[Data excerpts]
Start
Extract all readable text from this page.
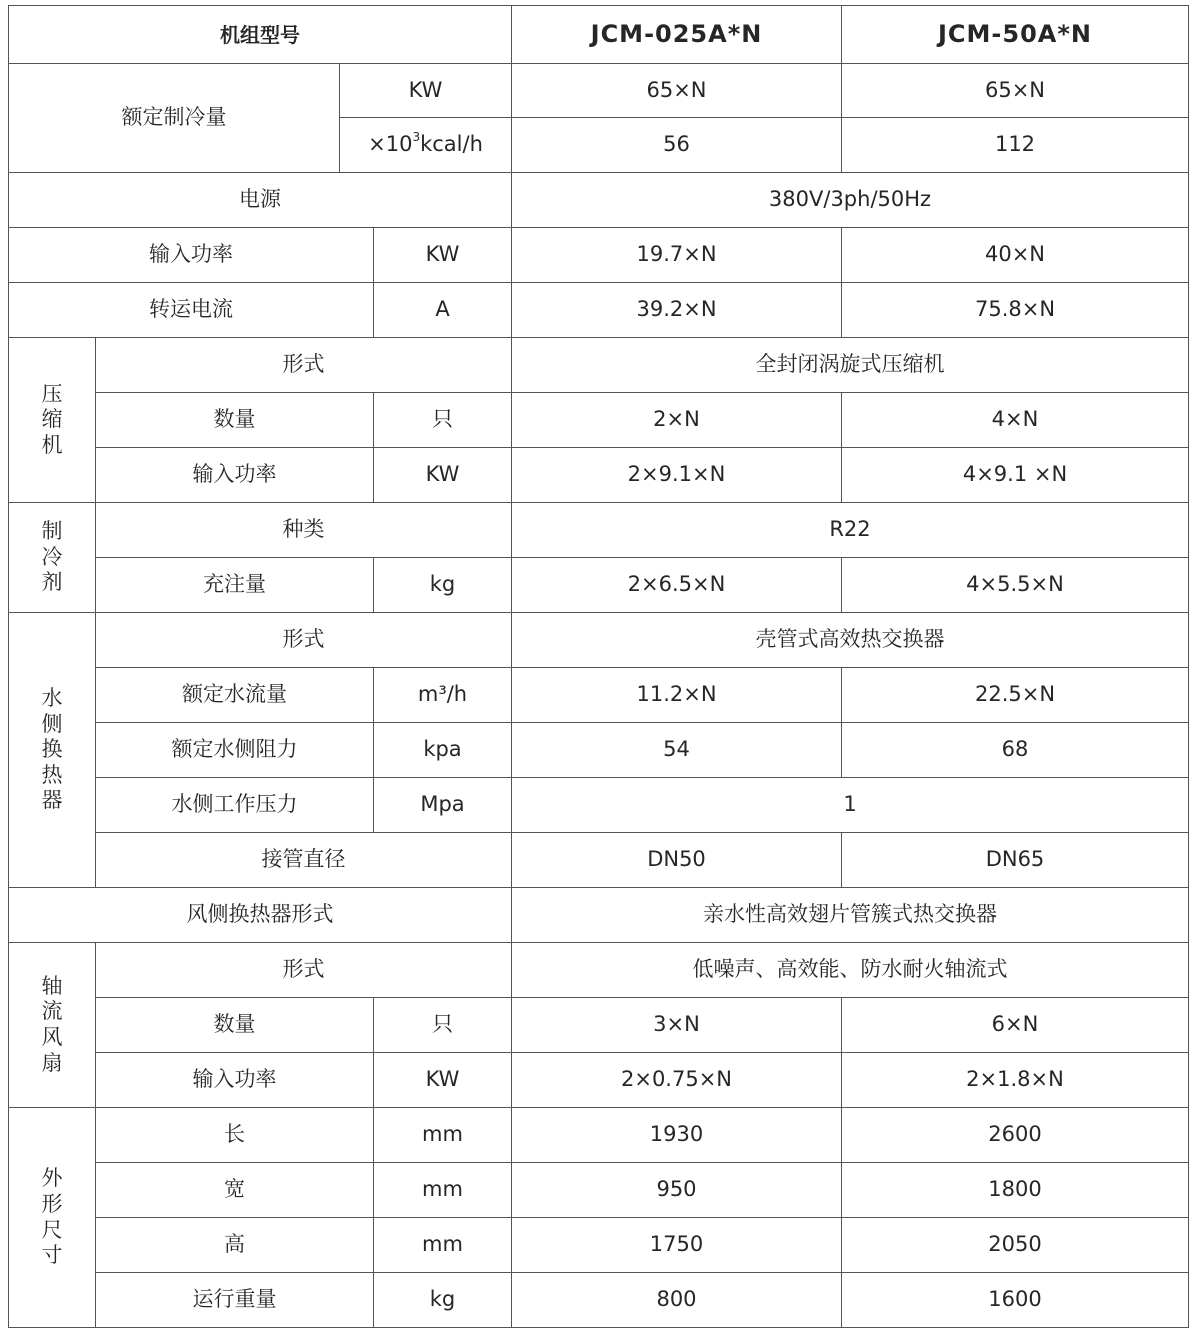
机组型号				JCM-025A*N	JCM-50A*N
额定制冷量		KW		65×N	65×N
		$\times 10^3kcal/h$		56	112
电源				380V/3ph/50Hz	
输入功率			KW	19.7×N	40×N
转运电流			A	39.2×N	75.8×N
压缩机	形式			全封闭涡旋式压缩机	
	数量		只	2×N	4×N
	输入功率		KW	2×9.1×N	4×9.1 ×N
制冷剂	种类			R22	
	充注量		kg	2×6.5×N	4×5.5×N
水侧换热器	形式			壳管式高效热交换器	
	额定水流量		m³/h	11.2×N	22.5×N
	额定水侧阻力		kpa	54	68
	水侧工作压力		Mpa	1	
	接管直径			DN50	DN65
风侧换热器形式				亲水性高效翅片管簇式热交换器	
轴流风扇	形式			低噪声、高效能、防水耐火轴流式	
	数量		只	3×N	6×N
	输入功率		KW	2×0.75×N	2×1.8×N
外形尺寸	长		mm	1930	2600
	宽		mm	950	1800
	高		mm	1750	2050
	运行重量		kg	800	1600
End
▶ [Task] Pick out each line in the material containing "输入功率".

▶ [Exercise solution]
输入功率			KW	19.7×N	40×N
	输入功率		KW	2×9.1×N	4×9.1 ×N
	输入功率		KW	2×0.75×N	2×1.8×N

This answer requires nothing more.